## Required work
Work out the number of lines in the records that include the word "icon"; reply with that number alone.

## Material to process
________

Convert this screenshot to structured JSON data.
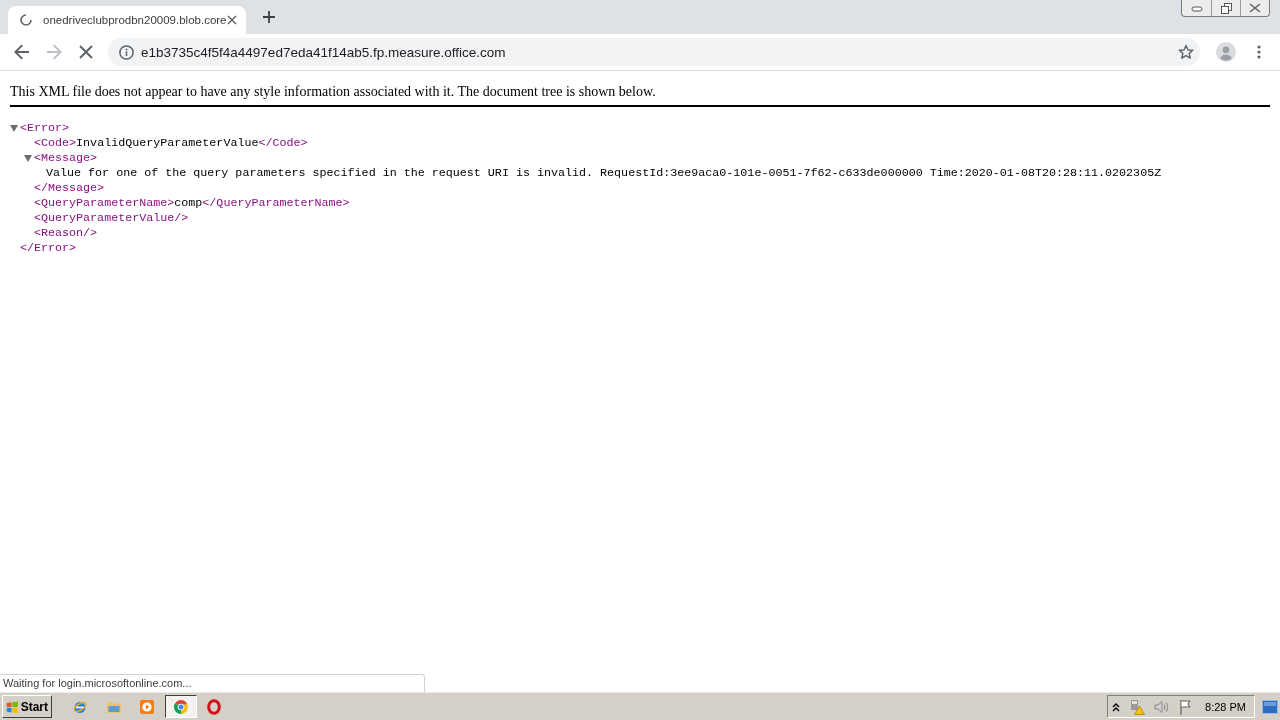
{
  "tabs": [
    {
      "title": "onedriveclubprodbn20009.blob.core",
      "loading": true,
      "selected": true
    }
  ],
  "toolbar": {
    "back": {
      "disabled": false
    },
    "forward": {
      "disabled": true
    },
    "loading": true,
    "url": "e1b3735c4f5f4a4497ed7eda41f14ab5.fp.measure.office.com"
  },
  "page": {
    "notice": "This XML file does not appear to have any style information associated with it. The document tree is shown below.",
    "tree": [
      {
        "kind": "element",
        "open_tag": "<Error>",
        "expanded": true,
        "children": [
          {
            "kind": "inline",
            "open_tag": "<Code>",
            "text": "InvalidQueryParameterValue",
            "close_tag": "</Code>"
          },
          {
            "kind": "element",
            "open_tag": "<Message>",
            "expanded": true,
            "children": [
              {
                "kind": "text",
                "text": "Value for one of the query parameters specified in the request URI is invalid. RequestId:3ee9aca0-101e-0051-7f62-c633de000000 Time:2020-01-08T20:28:11.0202305Z"
              }
            ],
            "close_tag": "</Message>"
          },
          {
            "kind": "inline",
            "open_tag": "<QueryParameterName>",
            "text": "comp",
            "close_tag": "</QueryParameterName>"
          },
          {
            "kind": "empty",
            "tag": "<QueryParameterValue/>"
          },
          {
            "kind": "empty",
            "tag": "<Reason/>"
          }
        ],
        "close_tag": "</Error>"
      }
    ]
  },
  "status_bubble": {
    "text": "Waiting for login.microsoftonline.com..."
  },
  "taskbar": {
    "start_label": "Start",
    "apps": [
      {
        "kind": "globe",
        "selected": false
      },
      {
        "kind": "folder",
        "selected": false
      },
      {
        "kind": "media",
        "selected": false
      },
      {
        "kind": "wheel",
        "selected": true
      },
      {
        "kind": "ring",
        "selected": false
      }
    ],
    "clock": "8:28 PM"
  }
}
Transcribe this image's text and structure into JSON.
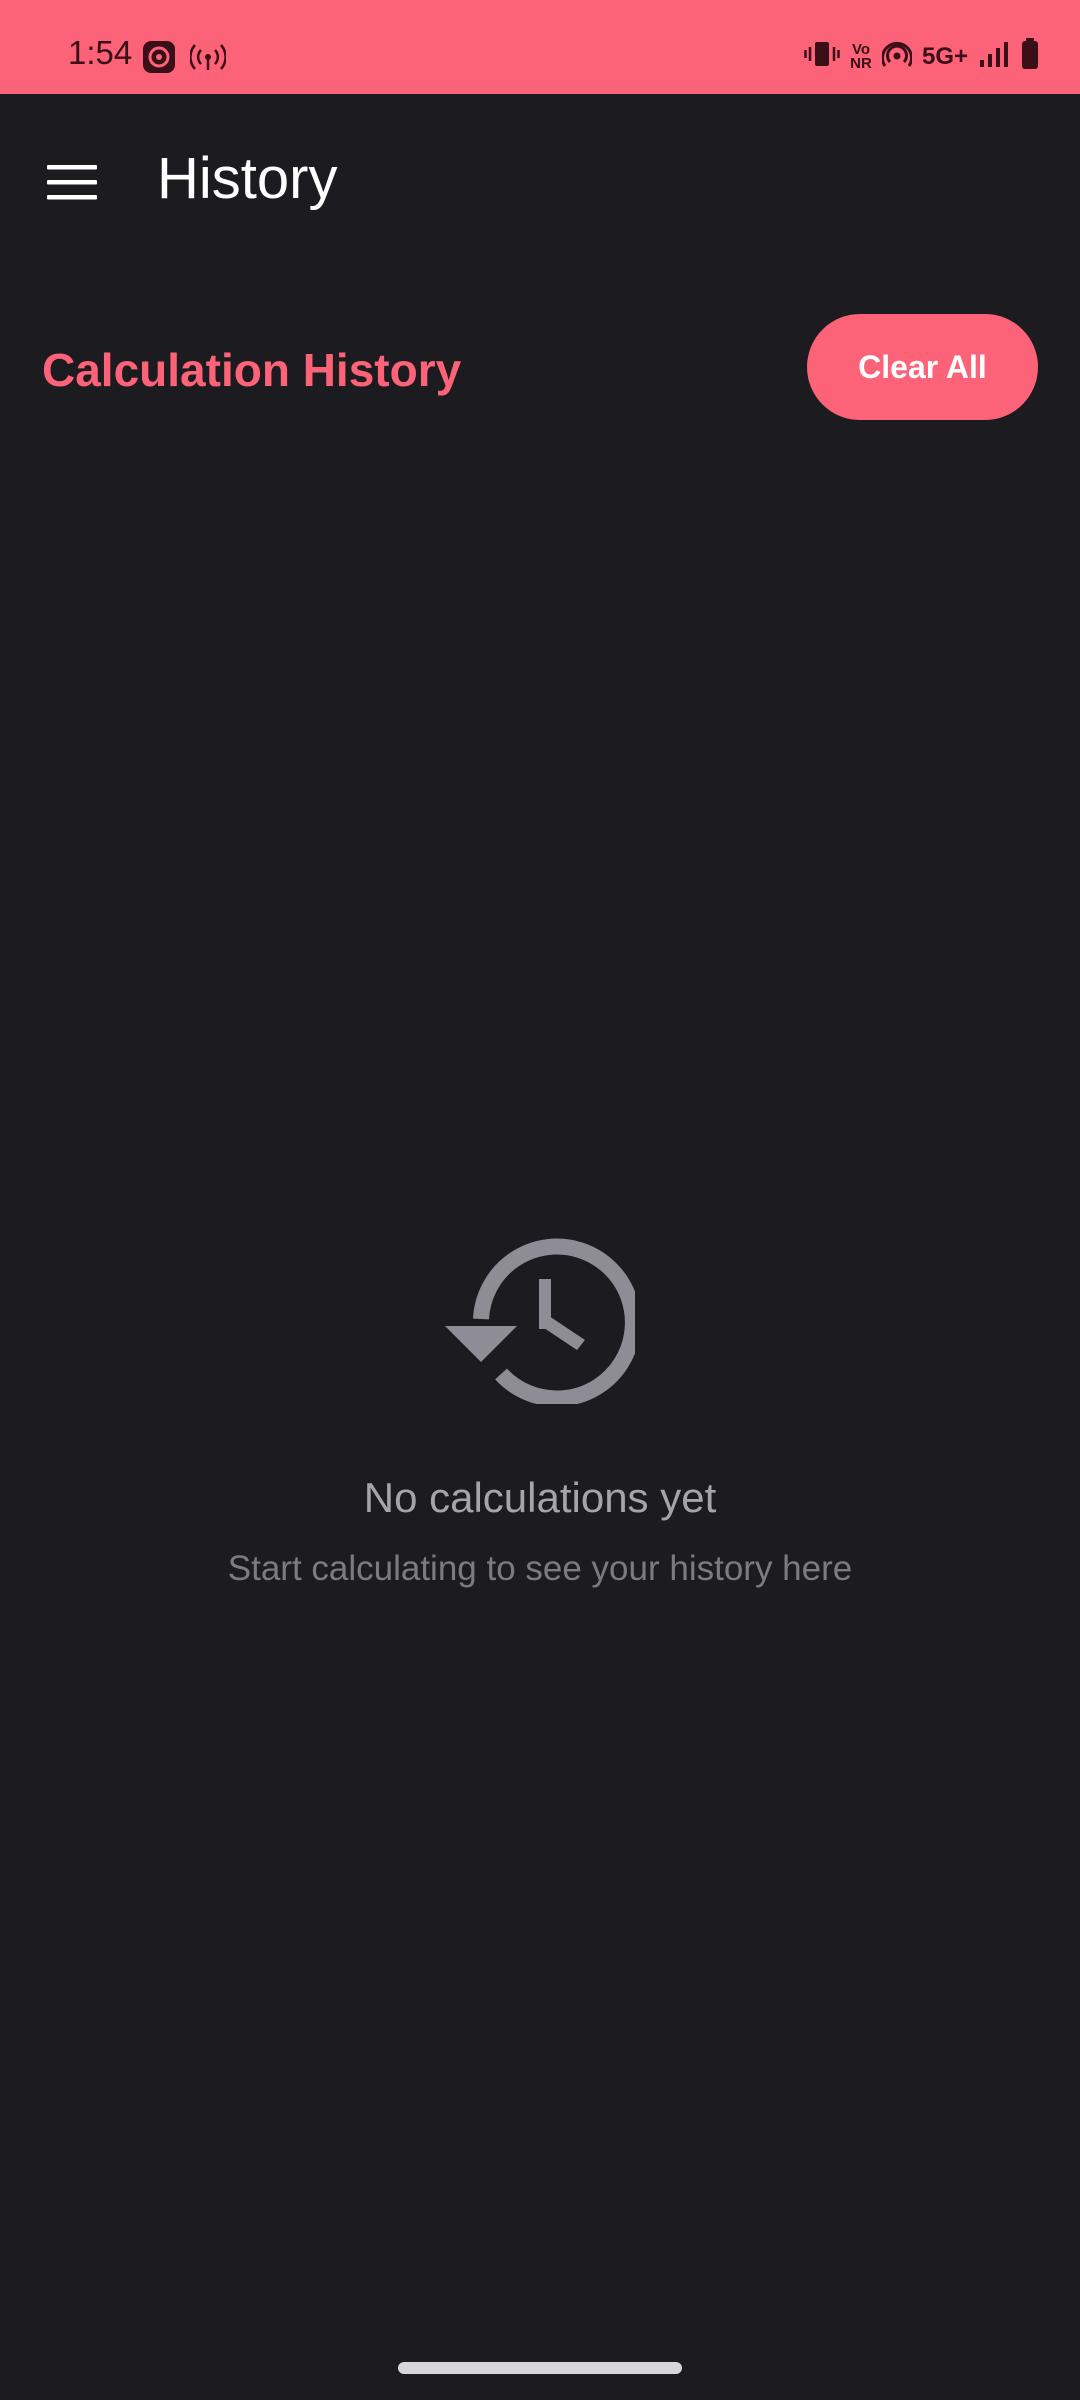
{
  "status_bar": {
    "time": "1:54",
    "network": "5G+",
    "volte": "Vo NR",
    "background_color": "#fd6378"
  },
  "app_bar": {
    "title": "History",
    "menu_icon": "hamburger-menu-icon"
  },
  "section": {
    "title": "Calculation History",
    "clear_label": "Clear All"
  },
  "empty_state": {
    "icon": "history-icon",
    "title": "No calculations yet",
    "subtitle": "Start calculating to see your history here"
  },
  "colors": {
    "accent": "#fd6378",
    "background": "#1c1b1f",
    "muted_text": "#a6a4ab"
  }
}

________

## Written reply
2